** TASK STATEMENT **
Skip the pictures. Copy all the rest of the records down exactly.

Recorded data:
────────────────────

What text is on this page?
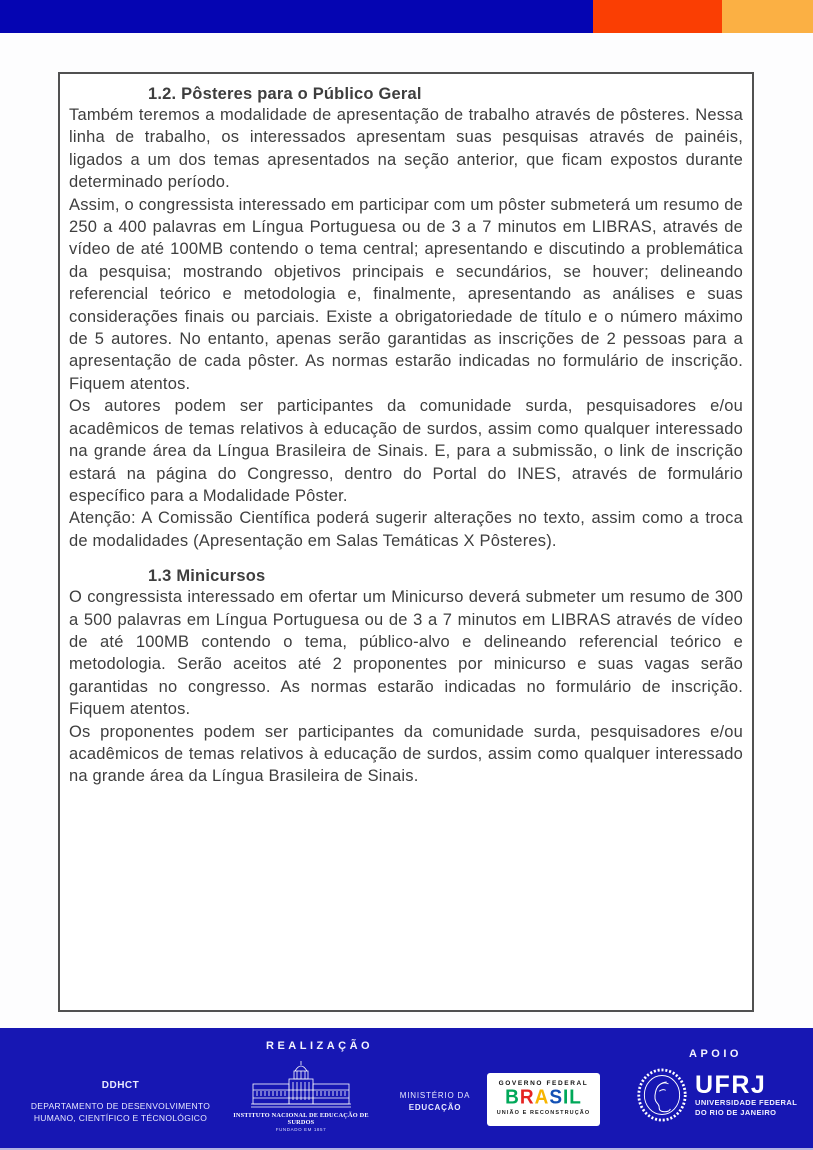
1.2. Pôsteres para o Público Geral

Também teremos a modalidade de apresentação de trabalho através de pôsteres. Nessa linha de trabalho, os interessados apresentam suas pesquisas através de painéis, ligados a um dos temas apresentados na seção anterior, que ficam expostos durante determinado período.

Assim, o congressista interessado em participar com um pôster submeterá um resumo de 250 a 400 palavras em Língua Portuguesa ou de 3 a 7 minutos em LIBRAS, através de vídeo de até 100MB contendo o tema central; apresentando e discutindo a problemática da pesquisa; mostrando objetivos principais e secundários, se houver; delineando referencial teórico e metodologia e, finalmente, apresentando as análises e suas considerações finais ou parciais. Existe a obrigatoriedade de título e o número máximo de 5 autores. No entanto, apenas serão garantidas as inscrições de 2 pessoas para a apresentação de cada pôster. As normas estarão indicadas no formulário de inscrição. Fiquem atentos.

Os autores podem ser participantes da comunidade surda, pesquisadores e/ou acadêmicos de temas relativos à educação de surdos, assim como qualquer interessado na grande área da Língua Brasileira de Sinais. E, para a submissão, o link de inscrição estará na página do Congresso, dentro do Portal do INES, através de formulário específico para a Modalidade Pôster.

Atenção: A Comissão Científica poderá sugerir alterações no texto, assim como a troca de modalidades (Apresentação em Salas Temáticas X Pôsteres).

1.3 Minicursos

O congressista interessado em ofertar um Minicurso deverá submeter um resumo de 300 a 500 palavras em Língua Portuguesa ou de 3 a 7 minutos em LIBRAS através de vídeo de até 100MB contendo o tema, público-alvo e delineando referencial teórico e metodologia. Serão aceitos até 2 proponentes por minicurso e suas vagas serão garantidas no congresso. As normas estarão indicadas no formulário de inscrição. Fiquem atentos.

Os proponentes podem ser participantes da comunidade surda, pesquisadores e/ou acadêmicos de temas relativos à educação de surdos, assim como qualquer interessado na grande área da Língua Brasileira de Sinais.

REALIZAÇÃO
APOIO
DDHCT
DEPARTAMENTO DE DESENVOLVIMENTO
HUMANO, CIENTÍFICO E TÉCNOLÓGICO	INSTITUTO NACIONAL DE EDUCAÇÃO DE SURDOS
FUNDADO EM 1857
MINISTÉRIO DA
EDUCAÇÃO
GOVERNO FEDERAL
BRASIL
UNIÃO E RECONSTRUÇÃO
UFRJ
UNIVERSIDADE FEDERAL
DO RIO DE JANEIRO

────────────────────

** THE SOLUTION **
What text is on this page?
1.2. Pôsteres para o Público Geral

Também teremos a modalidade de apresentação de trabalho através de pôsteres. Nessa linha de trabalho, os interessados apresentam suas pesquisas através de painéis, ligados a um dos temas apresentados na seção anterior, que ficam expostos durante determinado período.

Assim, o congressista interessado em participar com um pôster submeterá um resumo de 250 a 400 palavras em Língua Portuguesa ou de 3 a 7 minutos em LIBRAS, através de vídeo de até 100MB contendo o tema central; apresentando e discutindo a problemática da pesquisa; mostrando objetivos principais e secundários, se houver; delineando referencial teórico e metodologia e, finalmente, apresentando as análises e suas considerações finais ou parciais. Existe a obrigatoriedade de título e o número máximo de 5 autores. No entanto, apenas serão garantidas as inscrições de 2 pessoas para a apresentação de cada pôster. As normas estarão indicadas no formulário de inscrição. Fiquem atentos.

Os autores podem ser participantes da comunidade surda, pesquisadores e/ou acadêmicos de temas relativos à educação de surdos, assim como qualquer interessado na grande área da Língua Brasileira de Sinais. E, para a submissão, o link de inscrição estará na página do Congresso, dentro do Portal do INES, através de formulário específico para a Modalidade Pôster.

Atenção: A Comissão Científica poderá sugerir alterações no texto, assim como a troca de modalidades (Apresentação em Salas Temáticas X Pôsteres).

1.3 Minicursos

O congressista interessado em ofertar um Minicurso deverá submeter um resumo de 300 a 500 palavras em Língua Portuguesa ou de 3 a 7 minutos em LIBRAS através de vídeo de até 100MB contendo o tema, público-alvo e delineando referencial teórico e metodologia. Serão aceitos até 2 proponentes por minicurso e suas vagas serão garantidas no congresso. As normas estarão indicadas no formulário de inscrição. Fiquem atentos.

Os proponentes podem ser participantes da comunidade surda, pesquisadores e/ou acadêmicos de temas relativos à educação de surdos, assim como qualquer interessado na grande área da Língua Brasileira de Sinais.

REALIZAÇÃO
APOIO
DDHCT
DEPARTAMENTO DE DESENVOLVIMENTO
HUMANO, CIENTÍFICO E TÉCNOLÓGICO	INSTITUTO NACIONAL DE EDUCAÇÃO DE SURDOS
FUNDADO EM 1857
MINISTÉRIO DA
EDUCAÇÃO
GOVERNO FEDERAL
BRASIL
UNIÃO E RECONSTRUÇÃO
UFRJ
UNIVERSIDADE FEDERAL
DO RIO DE JANEIRO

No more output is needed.